>> Start DATA ROWS
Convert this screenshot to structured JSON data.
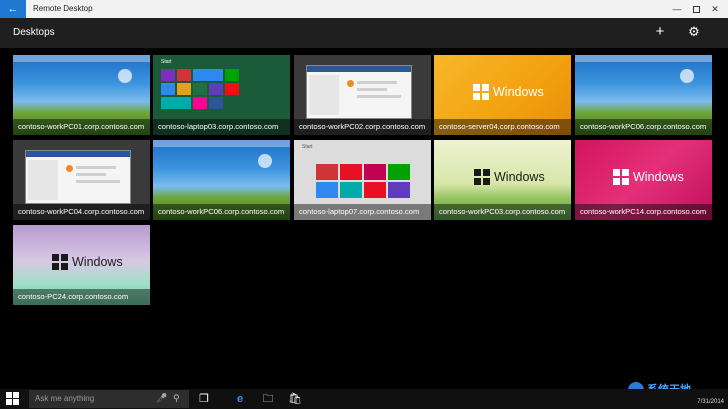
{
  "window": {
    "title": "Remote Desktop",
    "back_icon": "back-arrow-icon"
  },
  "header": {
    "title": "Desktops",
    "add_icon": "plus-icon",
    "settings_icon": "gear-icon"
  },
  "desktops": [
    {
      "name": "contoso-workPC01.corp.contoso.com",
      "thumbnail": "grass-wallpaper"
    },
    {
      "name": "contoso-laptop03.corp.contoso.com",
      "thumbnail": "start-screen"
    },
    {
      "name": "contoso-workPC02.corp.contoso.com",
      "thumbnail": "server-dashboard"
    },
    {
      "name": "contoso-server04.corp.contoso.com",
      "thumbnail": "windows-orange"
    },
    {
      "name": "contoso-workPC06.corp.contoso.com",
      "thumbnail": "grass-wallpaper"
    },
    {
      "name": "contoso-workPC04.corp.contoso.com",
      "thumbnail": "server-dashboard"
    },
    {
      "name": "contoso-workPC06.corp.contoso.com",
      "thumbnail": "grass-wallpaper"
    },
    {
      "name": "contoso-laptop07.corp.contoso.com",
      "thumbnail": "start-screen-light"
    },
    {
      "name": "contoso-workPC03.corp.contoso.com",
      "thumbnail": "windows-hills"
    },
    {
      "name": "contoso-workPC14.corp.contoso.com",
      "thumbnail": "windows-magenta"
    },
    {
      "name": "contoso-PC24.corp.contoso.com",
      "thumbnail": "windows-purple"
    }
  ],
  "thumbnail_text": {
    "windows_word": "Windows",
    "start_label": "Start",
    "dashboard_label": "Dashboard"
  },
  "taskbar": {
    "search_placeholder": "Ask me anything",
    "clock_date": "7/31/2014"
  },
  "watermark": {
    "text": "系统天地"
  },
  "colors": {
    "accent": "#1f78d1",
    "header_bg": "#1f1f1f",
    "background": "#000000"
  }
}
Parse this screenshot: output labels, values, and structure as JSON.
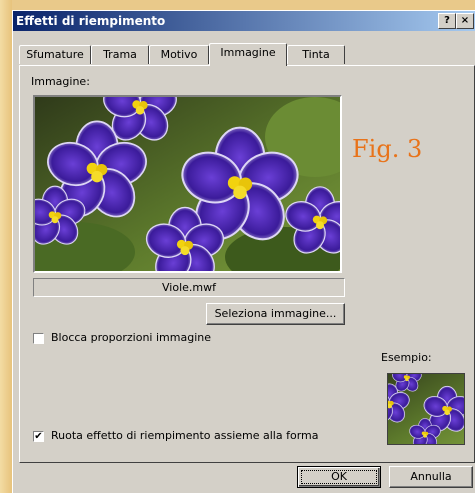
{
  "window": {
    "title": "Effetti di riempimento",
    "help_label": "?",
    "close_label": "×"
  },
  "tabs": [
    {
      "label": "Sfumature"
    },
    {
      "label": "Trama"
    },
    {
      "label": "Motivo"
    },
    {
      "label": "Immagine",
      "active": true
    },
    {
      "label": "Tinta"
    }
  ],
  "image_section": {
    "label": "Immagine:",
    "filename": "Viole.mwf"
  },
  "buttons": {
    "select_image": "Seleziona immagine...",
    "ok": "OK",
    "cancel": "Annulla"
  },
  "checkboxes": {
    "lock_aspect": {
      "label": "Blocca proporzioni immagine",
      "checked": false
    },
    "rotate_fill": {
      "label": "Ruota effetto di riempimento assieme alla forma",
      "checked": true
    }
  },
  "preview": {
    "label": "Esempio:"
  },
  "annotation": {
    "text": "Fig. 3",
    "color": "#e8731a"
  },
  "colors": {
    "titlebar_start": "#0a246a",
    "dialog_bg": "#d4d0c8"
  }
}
>> End DATA ROWS
>> Start DATA ROWS
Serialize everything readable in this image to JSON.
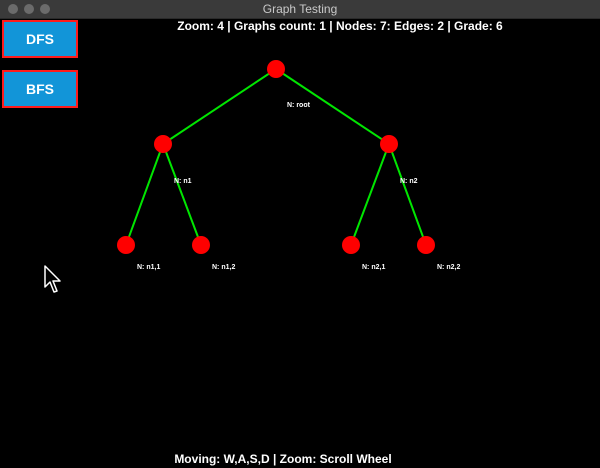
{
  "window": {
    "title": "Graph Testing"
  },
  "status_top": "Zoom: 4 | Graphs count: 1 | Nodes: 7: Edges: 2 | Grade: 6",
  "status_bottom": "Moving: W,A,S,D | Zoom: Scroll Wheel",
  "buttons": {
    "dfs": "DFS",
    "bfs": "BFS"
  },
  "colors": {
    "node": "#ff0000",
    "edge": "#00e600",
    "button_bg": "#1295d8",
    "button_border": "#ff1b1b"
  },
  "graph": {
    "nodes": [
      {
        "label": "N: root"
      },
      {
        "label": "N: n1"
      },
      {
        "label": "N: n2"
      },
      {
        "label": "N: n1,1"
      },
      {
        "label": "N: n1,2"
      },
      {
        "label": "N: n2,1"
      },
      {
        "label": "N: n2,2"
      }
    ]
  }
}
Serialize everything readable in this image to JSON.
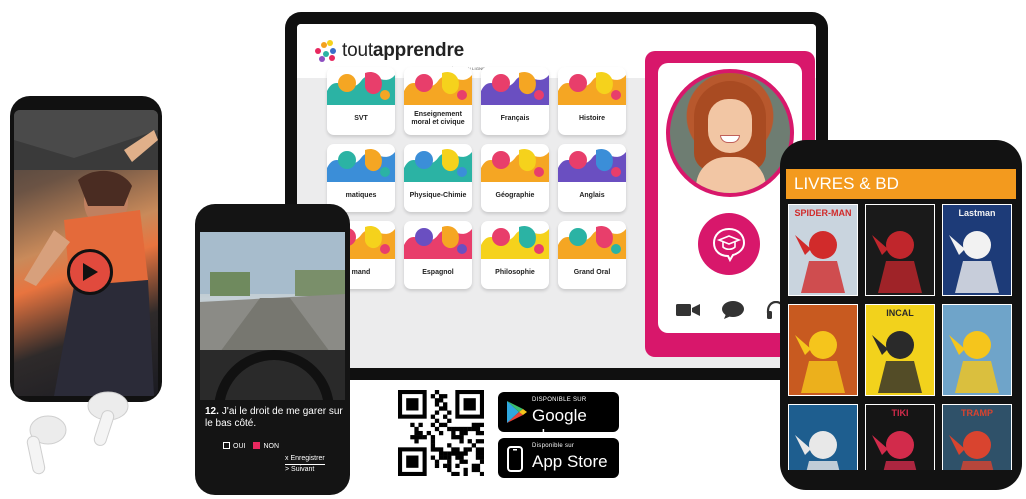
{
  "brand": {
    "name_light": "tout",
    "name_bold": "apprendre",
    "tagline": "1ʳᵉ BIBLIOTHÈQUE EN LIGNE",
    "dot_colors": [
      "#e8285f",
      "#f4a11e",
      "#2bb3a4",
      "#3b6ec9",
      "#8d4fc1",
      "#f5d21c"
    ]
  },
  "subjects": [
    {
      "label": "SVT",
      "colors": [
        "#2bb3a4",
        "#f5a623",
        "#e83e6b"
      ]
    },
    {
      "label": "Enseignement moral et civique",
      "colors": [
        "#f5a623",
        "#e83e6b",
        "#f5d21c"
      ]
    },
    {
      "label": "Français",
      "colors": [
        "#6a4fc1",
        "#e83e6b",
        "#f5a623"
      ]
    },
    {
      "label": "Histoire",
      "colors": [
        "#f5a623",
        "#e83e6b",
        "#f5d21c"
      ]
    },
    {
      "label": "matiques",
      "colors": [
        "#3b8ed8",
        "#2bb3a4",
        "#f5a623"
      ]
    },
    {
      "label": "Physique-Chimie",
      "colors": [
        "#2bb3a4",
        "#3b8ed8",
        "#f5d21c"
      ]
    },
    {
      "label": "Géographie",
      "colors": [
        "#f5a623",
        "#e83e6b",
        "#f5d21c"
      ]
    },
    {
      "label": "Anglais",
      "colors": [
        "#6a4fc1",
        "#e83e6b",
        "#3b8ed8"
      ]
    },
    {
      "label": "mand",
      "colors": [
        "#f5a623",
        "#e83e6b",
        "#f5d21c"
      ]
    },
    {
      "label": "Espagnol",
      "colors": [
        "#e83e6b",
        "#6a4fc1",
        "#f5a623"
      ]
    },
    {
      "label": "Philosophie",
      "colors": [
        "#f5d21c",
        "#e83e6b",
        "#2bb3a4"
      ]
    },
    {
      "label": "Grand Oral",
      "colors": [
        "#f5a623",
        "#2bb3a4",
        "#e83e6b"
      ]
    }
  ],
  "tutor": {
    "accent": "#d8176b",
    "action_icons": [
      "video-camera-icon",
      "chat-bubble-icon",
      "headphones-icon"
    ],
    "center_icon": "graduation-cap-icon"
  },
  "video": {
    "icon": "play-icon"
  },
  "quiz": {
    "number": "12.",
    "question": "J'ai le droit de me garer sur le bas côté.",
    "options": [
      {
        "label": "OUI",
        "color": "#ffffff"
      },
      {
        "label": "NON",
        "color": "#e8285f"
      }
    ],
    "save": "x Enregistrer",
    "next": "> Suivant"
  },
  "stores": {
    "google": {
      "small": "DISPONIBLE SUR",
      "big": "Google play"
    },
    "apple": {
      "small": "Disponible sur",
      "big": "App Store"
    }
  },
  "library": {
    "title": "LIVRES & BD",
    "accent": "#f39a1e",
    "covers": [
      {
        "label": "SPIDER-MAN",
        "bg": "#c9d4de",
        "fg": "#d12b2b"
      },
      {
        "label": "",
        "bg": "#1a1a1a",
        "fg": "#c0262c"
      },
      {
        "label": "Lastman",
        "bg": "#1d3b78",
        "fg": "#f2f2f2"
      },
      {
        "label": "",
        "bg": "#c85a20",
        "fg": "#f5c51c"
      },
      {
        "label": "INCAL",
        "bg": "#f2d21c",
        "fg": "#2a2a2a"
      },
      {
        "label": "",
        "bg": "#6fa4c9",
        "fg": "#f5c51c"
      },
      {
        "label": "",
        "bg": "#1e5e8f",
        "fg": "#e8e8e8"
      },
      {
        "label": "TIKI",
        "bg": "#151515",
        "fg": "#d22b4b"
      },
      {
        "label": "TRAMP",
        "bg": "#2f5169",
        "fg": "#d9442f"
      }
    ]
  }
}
>> End DATA ROWS
>> Start DATA ROWS
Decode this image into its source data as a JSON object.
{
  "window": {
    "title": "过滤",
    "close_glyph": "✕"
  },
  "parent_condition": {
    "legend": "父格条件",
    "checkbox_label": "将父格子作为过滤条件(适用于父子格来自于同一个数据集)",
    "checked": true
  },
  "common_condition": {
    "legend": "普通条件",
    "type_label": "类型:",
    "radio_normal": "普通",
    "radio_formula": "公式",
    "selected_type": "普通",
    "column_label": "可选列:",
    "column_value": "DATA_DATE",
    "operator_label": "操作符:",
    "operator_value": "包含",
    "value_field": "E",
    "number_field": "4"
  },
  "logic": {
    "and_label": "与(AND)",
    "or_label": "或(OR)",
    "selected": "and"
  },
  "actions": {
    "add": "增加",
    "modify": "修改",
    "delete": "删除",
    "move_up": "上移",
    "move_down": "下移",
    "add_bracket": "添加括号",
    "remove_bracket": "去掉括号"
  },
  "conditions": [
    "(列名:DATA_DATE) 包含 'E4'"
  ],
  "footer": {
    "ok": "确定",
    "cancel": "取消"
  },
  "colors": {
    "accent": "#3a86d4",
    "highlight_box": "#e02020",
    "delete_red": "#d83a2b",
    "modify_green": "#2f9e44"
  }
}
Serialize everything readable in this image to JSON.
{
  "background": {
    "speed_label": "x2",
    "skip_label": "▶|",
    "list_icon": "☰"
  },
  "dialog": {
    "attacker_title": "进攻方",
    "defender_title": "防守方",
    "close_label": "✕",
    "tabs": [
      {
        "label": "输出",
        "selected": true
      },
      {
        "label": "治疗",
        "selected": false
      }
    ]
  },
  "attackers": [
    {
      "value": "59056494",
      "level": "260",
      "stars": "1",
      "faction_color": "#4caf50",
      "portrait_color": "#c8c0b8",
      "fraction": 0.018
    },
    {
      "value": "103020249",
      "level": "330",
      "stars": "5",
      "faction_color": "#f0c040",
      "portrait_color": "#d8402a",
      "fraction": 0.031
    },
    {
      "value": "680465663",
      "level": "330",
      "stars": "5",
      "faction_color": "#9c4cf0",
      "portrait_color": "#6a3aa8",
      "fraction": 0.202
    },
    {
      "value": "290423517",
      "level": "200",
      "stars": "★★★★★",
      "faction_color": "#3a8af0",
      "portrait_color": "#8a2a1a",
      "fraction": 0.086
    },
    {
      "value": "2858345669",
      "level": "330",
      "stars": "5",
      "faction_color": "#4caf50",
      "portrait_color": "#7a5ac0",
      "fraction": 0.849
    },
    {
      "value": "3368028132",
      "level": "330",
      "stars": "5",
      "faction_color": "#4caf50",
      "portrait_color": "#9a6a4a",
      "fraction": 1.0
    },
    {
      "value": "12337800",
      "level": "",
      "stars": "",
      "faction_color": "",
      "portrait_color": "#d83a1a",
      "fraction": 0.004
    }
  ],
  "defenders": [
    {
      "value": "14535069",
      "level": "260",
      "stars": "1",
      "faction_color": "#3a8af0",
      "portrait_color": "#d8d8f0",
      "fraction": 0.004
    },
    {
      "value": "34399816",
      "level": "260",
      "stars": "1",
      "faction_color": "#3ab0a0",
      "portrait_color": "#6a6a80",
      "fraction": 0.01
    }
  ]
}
>> End DATA ROWS
*REQUIREMENT*. Find every line above that contains the word "checked", and return each one.

*RIGHT ANSWER*.
      "checked": false
      "checked": true
    "checked": true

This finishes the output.